[Stored items]

↓↓↓

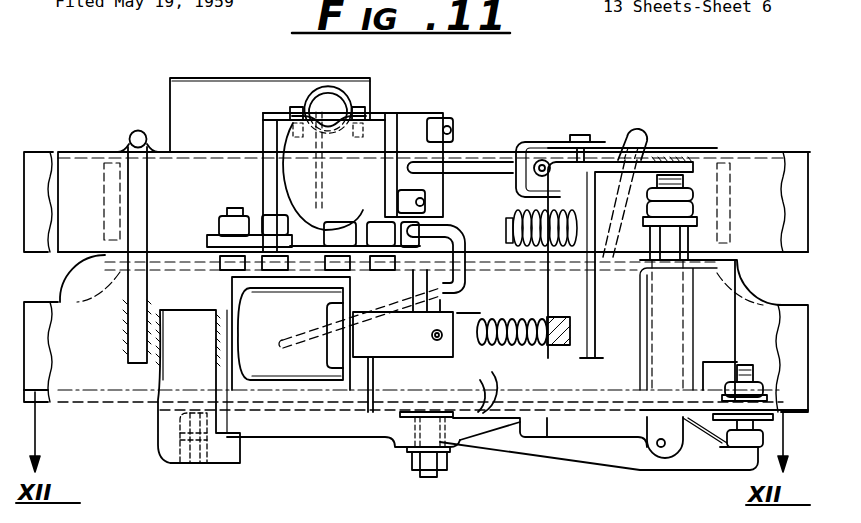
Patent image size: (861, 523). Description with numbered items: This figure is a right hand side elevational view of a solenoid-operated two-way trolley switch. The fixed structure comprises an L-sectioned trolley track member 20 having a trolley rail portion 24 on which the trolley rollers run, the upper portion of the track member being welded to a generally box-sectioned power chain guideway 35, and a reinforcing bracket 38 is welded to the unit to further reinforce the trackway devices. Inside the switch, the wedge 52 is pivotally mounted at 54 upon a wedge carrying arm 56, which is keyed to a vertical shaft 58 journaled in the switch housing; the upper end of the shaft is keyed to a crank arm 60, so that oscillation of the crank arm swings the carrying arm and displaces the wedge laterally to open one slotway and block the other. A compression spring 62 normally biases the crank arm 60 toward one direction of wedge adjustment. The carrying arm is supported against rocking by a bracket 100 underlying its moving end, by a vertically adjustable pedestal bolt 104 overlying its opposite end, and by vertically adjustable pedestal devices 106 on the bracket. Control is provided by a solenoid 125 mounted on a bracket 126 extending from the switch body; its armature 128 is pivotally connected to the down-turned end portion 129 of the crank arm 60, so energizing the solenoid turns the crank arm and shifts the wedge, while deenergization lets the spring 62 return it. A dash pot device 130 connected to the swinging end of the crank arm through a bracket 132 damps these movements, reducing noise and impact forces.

The trolley track member 20 is at (36, 307).
The trolley rail portion 24 is at (100, 396).
The power chain guideway 35 is at (72, 151).
The reinforcing bracket 38 is at (137, 131).
The wedge 52 is at (478, 398).
The pivotal mounting 54 is at (434, 478).
The wedge carrying arm 56 is at (551, 447).
The vertical shaft 58 is at (656, 165).
The crank arm 60 is at (641, 162).
The compression spring 62 is at (538, 224).
The bracket 100 is at (172, 450).
The pedestal bolt 104 is at (744, 361).
The pedestal devices 106 is at (207, 463).
The solenoid 125 is at (480, 317).
The bracket 126 is at (220, 252).
The armature 128 is at (418, 350).
The down-turned end portion 129 is at (568, 299).
The dash pot device 130 is at (372, 116).
The bracket 132 is at (542, 141).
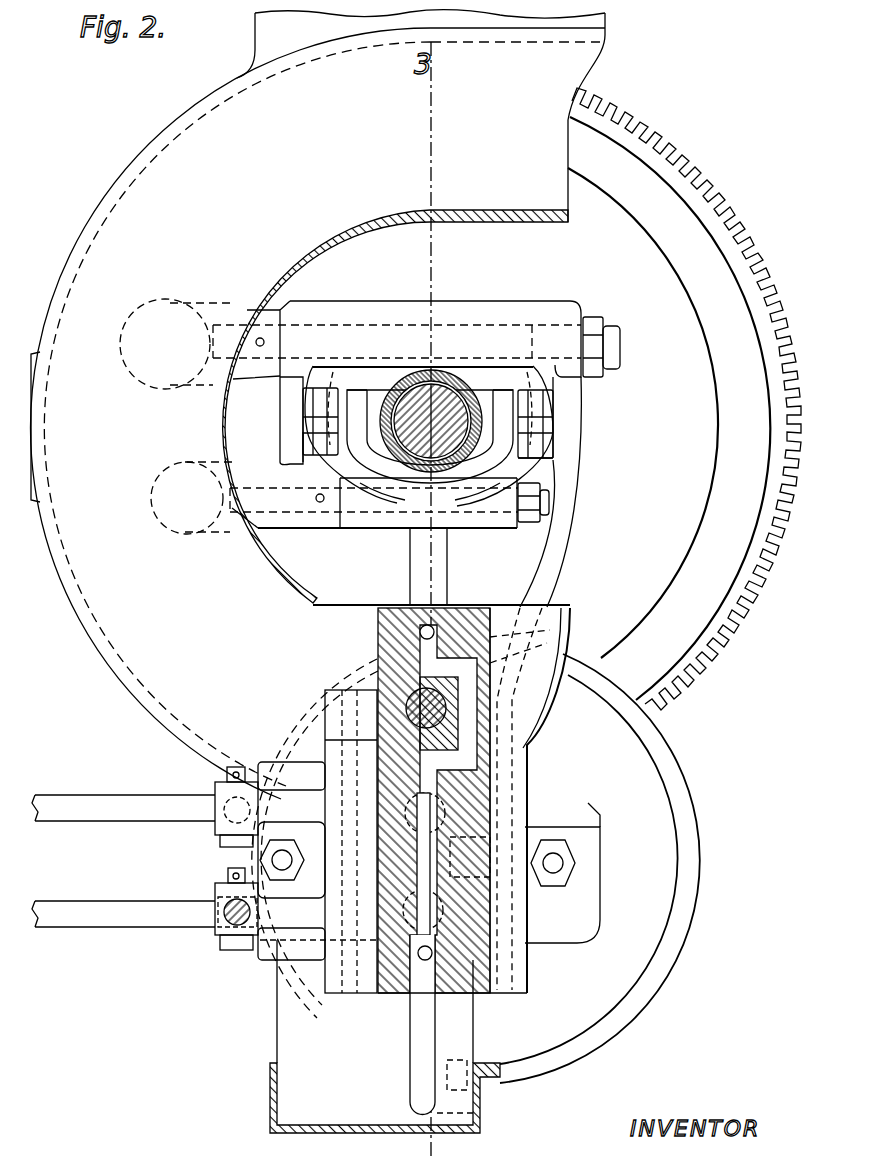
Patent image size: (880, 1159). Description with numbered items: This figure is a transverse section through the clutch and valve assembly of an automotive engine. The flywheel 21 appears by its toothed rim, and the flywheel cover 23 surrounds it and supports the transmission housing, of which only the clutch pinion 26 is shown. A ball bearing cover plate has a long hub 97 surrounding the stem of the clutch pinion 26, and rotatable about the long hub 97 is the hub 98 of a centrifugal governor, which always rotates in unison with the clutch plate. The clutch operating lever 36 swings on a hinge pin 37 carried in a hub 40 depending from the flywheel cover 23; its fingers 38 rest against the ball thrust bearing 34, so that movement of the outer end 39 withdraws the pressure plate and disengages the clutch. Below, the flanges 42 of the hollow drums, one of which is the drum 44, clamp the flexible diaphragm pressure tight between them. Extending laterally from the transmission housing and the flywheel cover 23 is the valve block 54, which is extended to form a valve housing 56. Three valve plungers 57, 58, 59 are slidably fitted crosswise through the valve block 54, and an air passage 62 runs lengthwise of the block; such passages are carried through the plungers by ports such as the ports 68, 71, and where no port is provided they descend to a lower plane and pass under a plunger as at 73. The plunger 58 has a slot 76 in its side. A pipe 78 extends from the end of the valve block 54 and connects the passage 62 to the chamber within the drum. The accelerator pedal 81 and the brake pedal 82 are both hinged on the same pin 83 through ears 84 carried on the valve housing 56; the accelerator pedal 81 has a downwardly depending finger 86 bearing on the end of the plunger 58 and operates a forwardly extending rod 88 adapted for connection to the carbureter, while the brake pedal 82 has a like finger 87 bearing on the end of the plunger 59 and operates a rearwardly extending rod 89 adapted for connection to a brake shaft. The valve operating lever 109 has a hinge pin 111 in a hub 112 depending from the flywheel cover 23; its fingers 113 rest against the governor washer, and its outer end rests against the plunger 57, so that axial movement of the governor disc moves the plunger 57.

The flywheel 21 is at (690, 612).
The flywheel cover 23 is at (178, 146).
The clutch pinion 26 is at (480, 372).
The ball thrust bearing 34 is at (482, 355).
The clutch operating lever 36 is at (570, 412).
The hinge pin 37 is at (560, 345).
The fingers 38 is at (303, 445).
The outer end 39 is at (490, 770).
The hub 40 is at (222, 300).
The flanges 42 is at (686, 800).
The hollow drum 44 is at (666, 840).
The valve block 54 is at (385, 636).
The valve housing 56 is at (517, 962).
The valve plunger 57 is at (378, 667).
The valve plunger 58 is at (428, 795).
The valve plunger 59 is at (418, 960).
The air passage 62 is at (380, 777).
The port 68 is at (447, 803).
The port 71 is at (478, 935).
The passage under plunger 73 is at (470, 727).
The slot 76 is at (500, 893).
The pipe 78 is at (425, 1033).
The accelerator pedal 81 is at (63, 808).
The brake pedal 82 is at (57, 912).
The pin 83 is at (357, 973).
The ears 84 is at (333, 707).
The finger 86 is at (400, 790).
The finger 87 is at (328, 1025).
The rod 88 is at (240, 810).
The rod 89 is at (235, 913).
The long hub 97 is at (431, 384).
The hub 98 is at (398, 385).
The valve operating lever 109 is at (435, 580).
The hinge pin 111 is at (448, 528).
The hub 112 is at (288, 528).
The fingers 113 is at (353, 393).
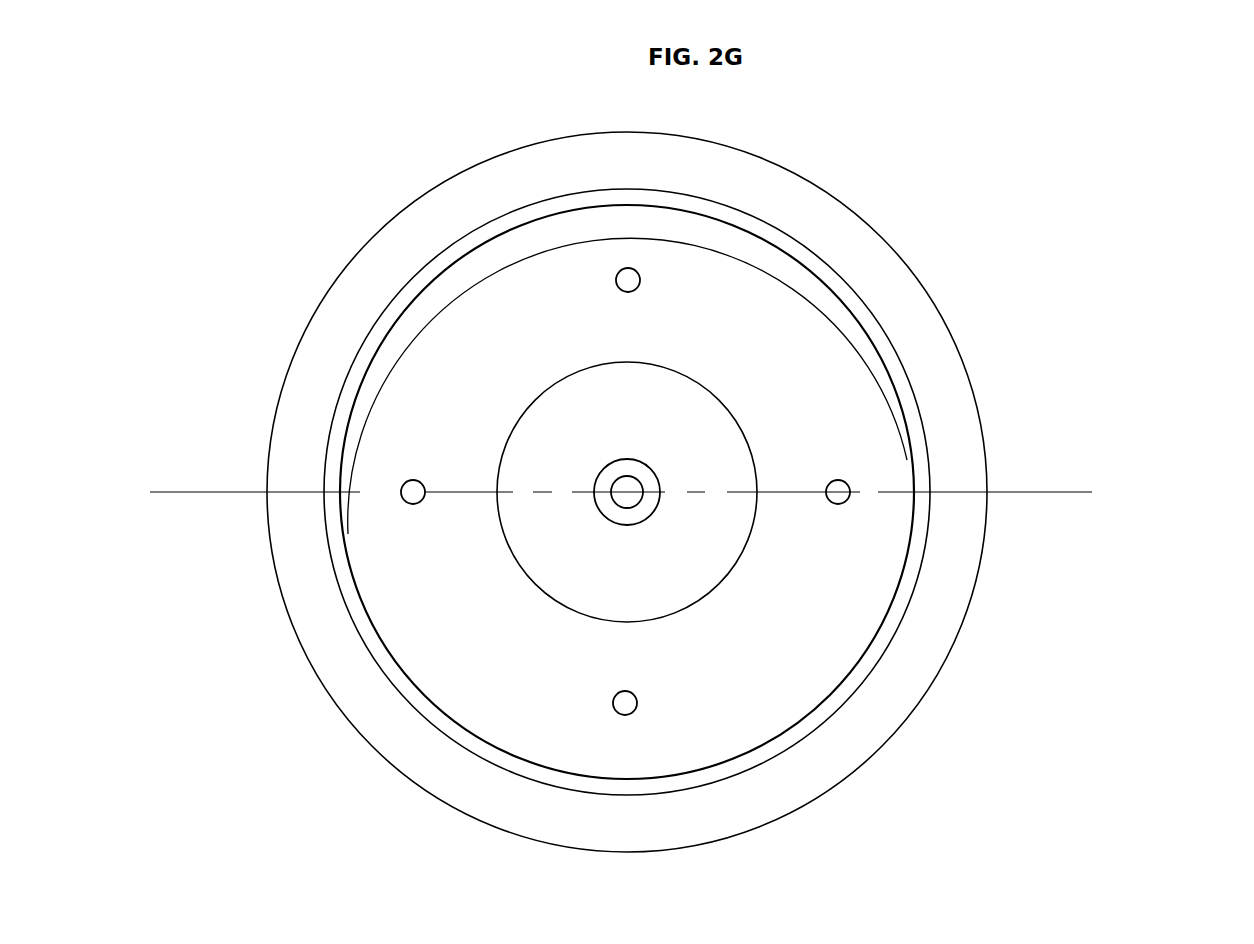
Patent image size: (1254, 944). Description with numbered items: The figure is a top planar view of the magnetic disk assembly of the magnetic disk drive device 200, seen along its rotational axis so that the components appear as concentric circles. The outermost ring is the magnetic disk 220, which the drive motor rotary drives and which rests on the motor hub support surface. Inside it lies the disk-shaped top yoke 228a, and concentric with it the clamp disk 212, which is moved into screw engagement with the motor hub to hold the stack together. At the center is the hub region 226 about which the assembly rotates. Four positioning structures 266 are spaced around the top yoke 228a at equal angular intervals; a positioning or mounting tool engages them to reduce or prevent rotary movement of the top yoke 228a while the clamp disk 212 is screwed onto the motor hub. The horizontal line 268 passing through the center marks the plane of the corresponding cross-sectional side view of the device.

The magnetic disk drive device 200 is at (1232, 168).
The clamp disk 212 is at (882, 345).
The magnetic disk 220 is at (320, 627).
The central hub 226 is at (580, 442).
The top yoke 228a is at (813, 627).
The positioning structures 266 is at (617, 275).
The line 268 is at (1042, 498).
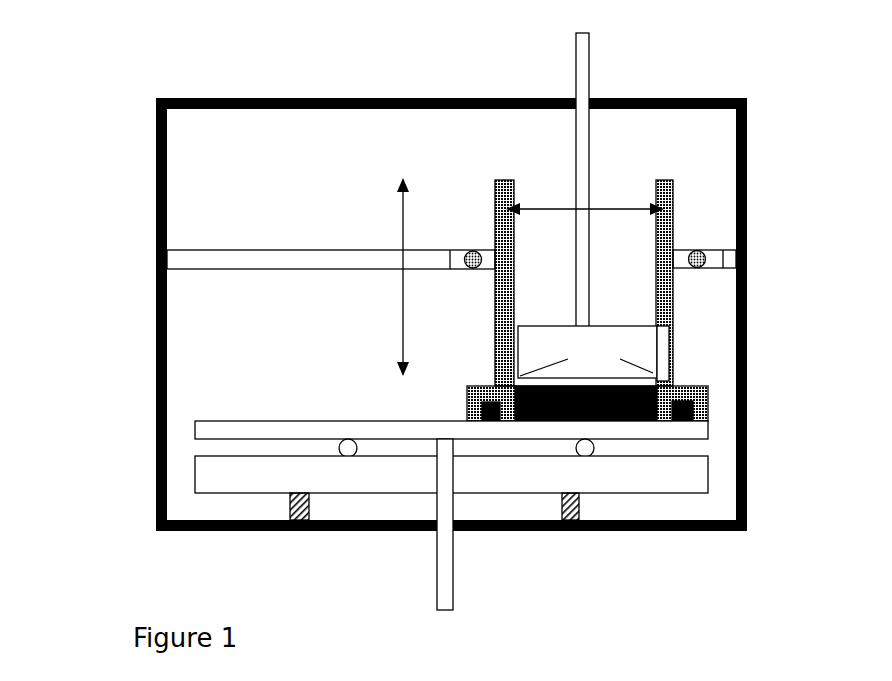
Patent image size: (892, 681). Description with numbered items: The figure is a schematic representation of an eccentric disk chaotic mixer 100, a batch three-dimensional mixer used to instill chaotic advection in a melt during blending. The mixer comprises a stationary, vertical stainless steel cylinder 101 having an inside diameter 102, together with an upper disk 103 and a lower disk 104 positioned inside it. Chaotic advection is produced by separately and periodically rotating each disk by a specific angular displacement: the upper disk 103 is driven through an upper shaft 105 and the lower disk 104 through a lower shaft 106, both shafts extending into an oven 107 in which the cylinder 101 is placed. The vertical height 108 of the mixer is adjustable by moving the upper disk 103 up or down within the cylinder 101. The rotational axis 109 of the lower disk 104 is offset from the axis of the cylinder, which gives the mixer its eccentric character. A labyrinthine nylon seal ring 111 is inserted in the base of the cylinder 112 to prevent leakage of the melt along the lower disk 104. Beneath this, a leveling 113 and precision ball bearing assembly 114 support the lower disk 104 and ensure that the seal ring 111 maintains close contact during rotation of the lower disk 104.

The eccentric disk chaotic mixer 100 is at (154, 89).
The stationary vertical stainless steel cylinder 101 is at (670, 175).
The inside diameter 102 is at (585, 225).
The upper disk 103 is at (637, 358).
The lower disk 104 is at (707, 425).
The upper shaft 105 is at (589, 42).
The lower shaft 106 is at (455, 579).
The oven 107 is at (160, 146).
The vertical height 108 is at (402, 278).
The rotational axis of the lower disk 109 is at (613, 407).
The labyrinthine nylon seal ring 111 is at (453, 393).
The base of the cylinder 112 is at (586, 355).
The leveling assembly 113 is at (200, 479).
The precision ball bearing assembly 114 is at (195, 445).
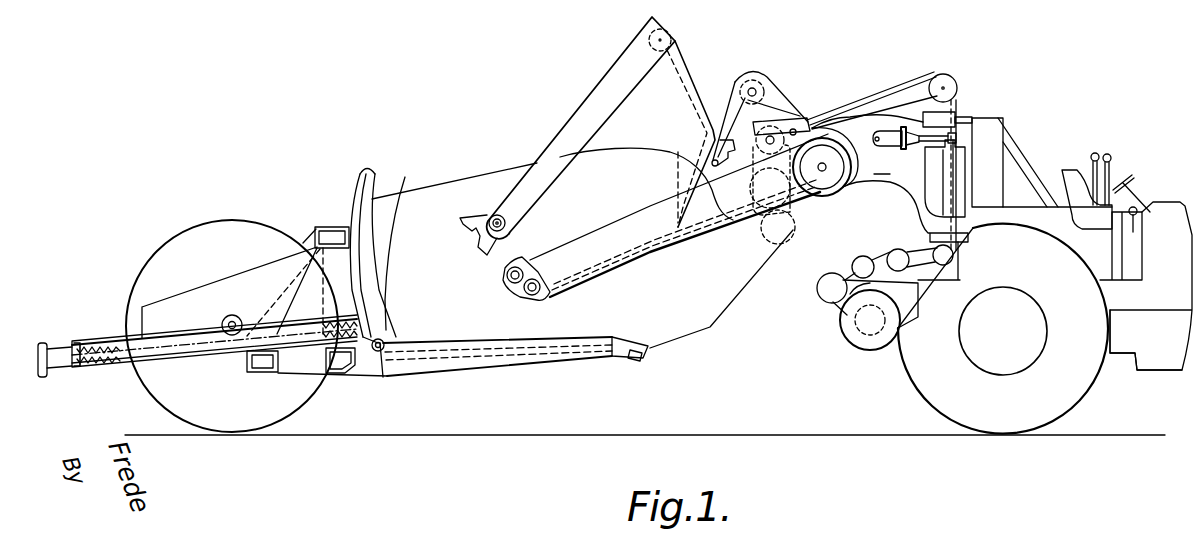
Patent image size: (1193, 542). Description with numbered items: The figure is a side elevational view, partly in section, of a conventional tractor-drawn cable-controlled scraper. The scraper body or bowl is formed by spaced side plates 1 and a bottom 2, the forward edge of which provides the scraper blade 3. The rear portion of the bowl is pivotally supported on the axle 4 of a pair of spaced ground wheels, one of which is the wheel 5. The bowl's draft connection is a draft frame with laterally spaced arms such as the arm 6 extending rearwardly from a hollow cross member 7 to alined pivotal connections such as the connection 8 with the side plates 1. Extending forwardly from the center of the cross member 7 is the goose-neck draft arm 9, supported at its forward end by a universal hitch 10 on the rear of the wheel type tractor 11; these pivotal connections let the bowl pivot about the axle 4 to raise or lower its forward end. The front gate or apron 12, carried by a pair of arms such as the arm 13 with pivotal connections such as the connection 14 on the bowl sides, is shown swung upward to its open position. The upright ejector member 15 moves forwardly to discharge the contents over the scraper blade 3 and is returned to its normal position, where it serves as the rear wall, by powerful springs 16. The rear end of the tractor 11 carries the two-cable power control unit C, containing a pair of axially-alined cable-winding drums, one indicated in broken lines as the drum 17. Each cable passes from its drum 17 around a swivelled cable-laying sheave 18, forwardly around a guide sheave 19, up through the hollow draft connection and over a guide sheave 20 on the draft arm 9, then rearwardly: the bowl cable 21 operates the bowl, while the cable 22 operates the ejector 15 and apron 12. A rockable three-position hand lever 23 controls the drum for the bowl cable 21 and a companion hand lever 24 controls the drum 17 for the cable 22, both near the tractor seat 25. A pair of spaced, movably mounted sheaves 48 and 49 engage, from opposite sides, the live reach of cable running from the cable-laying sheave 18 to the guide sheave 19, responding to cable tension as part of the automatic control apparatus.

The side plates 1 is at (415, 197).
The bottom 2 is at (444, 369).
The scraper blade 3 is at (645, 356).
The axle 4 is at (232, 315).
The ground wheel 5 is at (256, 413).
The draft frame arm 6 is at (655, 220).
The hollow cross member 7 is at (828, 190).
The pivotal connection 8 is at (505, 280).
The goose-neck draft arm 9 is at (882, 166).
The universal hitch 10 is at (942, 171).
The tractor 11 is at (1113, 353).
The apron 12 is at (683, 97).
The apron arm 13 is at (571, 118).
The pivotal connection 14 is at (505, 224).
The ejector member 15 is at (380, 258).
The springs 16 is at (114, 362).
The cable-winding drum 17 is at (875, 336).
The cable-laying sheave 18 is at (824, 297).
The guide sheave 19 is at (934, 251).
The guide sheave 20 is at (951, 78).
The bowl cable 21 is at (843, 108).
The ejector-and-apron cable 22 is at (898, 99).
The hand lever 23 is at (1111, 160).
The hand lever 24 is at (1091, 157).
The tractor seat 25 is at (1088, 224).
The movably-mounted sheave 48 is at (895, 250).
The movably-mounted sheave 49 is at (860, 258).
The two-cable power control unit C is at (850, 343).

↑↑↑

## Problem statement
Give everything from the start of the data down to the line that contains "The compression spring 62 is at (538, 224).", both ends included, as a numbered list with blank lines left out. Leave the pictures out of your answer.

## Complete output
1. Patent image size: (861, 523). Description with numbered items: This figure is a right hand side elevational view of a solenoid-operated two-way trolley switch. The fixed structure comprises an L-sectioned trolley track member 20 having a trolley rail portion 24 on which the trolley rollers run, the upper portion of the track member being welded to a generally box-sectioned power chain guideway 35, and a reinforcing bracket 38 is welded to the unit to further reinforce the trackway devices. Inside the switch, the wedge 52 is pivotally mounted at 54 upon a wedge carrying arm 56, which is keyed to a vertical shaft 58 journaled in the switch housing; the upper end of the shaft is keyed to a crank arm 60, so that oscillation of the crank arm swings the carrying arm and displaces the wedge laterally to open one slotway and block the other. A compression spring 62 normally biases the crank arm 60 toward one direction of wedge adjustment. The carrying arm is supported against rocking by a bracket 100 underlying its moving end, by a vertically adjustable pedestal bolt 104 overlying its opposite end, and by vertically adjustable pedestal devices 106 on the bracket. Control is provided by a solenoid 125 mounted on a bracket 126 extending from the switch body; its armature 128 is pivotally connected to the down-turned end portion 129 of the crank arm 60, so energizing the solenoid turns the crank arm and shifts the wedge, while deenergization lets the spring 62 return it. A dash pot device 130 connected to the swinging end of the crank arm through a bracket 132 damps these movements, reducing noise and impact forces.
2. The trolley track member 20 is at (36, 307).
3. The trolley rail portion 24 is at (100, 396).
4. The power chain guideway 35 is at (72, 151).
5. The reinforcing bracket 38 is at (137, 131).
6. The wedge 52 is at (478, 398).
7. The pivotal mounting 54 is at (434, 478).
8. The wedge carrying arm 56 is at (551, 447).
9. The vertical shaft 58 is at (656, 165).
10. The crank arm 60 is at (641, 162).
11. The compression spring 62 is at (538, 224).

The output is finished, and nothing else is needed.